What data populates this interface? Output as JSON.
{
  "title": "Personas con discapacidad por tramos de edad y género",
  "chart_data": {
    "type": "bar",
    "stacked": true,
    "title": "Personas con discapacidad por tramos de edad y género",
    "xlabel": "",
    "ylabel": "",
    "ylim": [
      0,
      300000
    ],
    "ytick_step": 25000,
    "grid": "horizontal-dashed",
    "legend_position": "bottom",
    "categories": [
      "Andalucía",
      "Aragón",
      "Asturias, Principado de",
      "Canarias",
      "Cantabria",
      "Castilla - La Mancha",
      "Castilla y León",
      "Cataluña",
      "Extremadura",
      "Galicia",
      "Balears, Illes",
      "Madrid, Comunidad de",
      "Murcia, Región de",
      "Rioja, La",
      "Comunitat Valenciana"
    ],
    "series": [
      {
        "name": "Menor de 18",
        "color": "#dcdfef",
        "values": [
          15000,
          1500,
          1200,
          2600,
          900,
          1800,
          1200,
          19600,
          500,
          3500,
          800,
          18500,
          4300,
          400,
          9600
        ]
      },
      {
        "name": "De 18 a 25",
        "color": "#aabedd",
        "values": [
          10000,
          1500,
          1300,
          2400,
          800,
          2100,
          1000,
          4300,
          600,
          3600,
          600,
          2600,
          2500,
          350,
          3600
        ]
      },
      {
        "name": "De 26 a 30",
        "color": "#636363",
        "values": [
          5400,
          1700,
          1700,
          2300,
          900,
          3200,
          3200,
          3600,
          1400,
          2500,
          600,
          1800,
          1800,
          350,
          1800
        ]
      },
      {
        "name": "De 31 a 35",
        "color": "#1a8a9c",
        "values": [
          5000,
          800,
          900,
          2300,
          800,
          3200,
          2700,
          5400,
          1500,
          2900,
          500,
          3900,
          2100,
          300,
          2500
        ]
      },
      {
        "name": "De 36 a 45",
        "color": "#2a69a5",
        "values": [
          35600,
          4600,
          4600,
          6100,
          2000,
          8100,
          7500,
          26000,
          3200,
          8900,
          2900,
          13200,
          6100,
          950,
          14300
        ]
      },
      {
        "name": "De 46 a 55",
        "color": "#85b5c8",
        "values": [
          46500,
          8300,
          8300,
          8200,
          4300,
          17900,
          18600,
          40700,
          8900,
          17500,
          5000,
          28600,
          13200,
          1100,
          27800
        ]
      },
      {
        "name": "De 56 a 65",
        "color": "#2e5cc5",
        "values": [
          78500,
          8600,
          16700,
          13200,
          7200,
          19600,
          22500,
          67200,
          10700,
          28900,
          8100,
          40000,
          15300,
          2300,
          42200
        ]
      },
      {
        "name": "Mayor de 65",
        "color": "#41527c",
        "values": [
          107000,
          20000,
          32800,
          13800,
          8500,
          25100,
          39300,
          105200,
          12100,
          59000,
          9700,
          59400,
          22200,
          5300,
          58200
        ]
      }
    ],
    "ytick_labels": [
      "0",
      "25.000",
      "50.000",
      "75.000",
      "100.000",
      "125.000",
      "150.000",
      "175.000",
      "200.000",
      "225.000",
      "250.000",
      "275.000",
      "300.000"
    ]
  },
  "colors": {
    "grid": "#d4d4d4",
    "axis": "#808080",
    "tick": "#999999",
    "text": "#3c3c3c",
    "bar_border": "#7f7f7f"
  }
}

+---+

EXERCISE OBJECTIVE:
Copy every line of the records above that holds the word "grid".

WRITTEN ANSWER:
    "grid": "horizontal-dashed",
    "grid": "#d4d4d4",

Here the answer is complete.